Record extracts |

>>>>

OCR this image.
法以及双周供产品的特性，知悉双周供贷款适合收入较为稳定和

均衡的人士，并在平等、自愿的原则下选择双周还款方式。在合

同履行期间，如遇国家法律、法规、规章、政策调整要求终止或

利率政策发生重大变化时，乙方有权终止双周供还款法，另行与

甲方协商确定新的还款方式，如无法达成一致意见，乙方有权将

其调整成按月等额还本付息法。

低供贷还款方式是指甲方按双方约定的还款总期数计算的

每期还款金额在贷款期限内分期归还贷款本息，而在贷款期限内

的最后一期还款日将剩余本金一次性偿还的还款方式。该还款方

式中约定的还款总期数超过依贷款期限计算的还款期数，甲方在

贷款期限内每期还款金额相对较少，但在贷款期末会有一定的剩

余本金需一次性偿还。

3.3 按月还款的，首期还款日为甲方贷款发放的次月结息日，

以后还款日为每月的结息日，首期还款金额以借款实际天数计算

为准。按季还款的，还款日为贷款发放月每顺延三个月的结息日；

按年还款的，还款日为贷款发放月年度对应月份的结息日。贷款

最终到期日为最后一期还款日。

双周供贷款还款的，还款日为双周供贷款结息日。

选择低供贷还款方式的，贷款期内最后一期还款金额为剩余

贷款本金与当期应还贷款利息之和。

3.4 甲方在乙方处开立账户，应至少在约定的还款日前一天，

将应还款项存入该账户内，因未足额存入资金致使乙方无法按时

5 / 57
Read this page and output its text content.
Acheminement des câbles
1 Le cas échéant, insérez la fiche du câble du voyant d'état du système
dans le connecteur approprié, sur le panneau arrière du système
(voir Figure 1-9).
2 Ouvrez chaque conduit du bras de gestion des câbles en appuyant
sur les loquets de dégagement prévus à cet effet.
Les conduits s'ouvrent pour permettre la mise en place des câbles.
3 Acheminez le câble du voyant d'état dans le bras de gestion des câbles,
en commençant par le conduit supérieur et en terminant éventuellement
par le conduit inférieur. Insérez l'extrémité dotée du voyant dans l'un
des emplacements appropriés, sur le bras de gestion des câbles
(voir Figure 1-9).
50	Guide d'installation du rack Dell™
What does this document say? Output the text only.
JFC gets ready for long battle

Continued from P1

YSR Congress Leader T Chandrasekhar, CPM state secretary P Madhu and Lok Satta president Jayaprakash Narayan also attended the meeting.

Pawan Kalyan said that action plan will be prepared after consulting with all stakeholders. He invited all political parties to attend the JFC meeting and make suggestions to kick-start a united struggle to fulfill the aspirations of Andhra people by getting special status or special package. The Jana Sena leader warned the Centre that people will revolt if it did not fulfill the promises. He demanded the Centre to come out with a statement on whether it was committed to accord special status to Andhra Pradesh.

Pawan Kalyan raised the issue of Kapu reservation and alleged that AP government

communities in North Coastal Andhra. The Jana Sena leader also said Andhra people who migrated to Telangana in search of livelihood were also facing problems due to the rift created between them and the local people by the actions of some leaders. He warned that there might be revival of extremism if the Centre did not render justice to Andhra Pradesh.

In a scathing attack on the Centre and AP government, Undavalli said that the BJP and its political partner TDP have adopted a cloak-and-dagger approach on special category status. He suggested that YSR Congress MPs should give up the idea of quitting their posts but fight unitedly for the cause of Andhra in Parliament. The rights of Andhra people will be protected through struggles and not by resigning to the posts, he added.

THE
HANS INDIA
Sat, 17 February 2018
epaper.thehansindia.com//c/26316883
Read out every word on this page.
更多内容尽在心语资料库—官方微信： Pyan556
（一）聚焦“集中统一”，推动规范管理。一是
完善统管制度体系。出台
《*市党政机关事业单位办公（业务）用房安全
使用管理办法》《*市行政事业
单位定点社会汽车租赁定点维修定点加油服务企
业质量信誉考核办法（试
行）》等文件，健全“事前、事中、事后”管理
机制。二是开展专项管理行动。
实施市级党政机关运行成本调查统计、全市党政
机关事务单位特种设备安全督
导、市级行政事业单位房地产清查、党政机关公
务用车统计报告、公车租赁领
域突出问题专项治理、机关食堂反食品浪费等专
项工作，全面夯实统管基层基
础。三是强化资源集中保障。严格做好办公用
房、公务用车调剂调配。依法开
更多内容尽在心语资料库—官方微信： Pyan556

<<<<

Task instructions | Check each line of the records for the word "système", and show the lines that contain it.

Answer |
1 Le cas échéant, insérez la fiche du câble du voyant d'état du système
dans le connecteur approprié, sur le panneau arrière du système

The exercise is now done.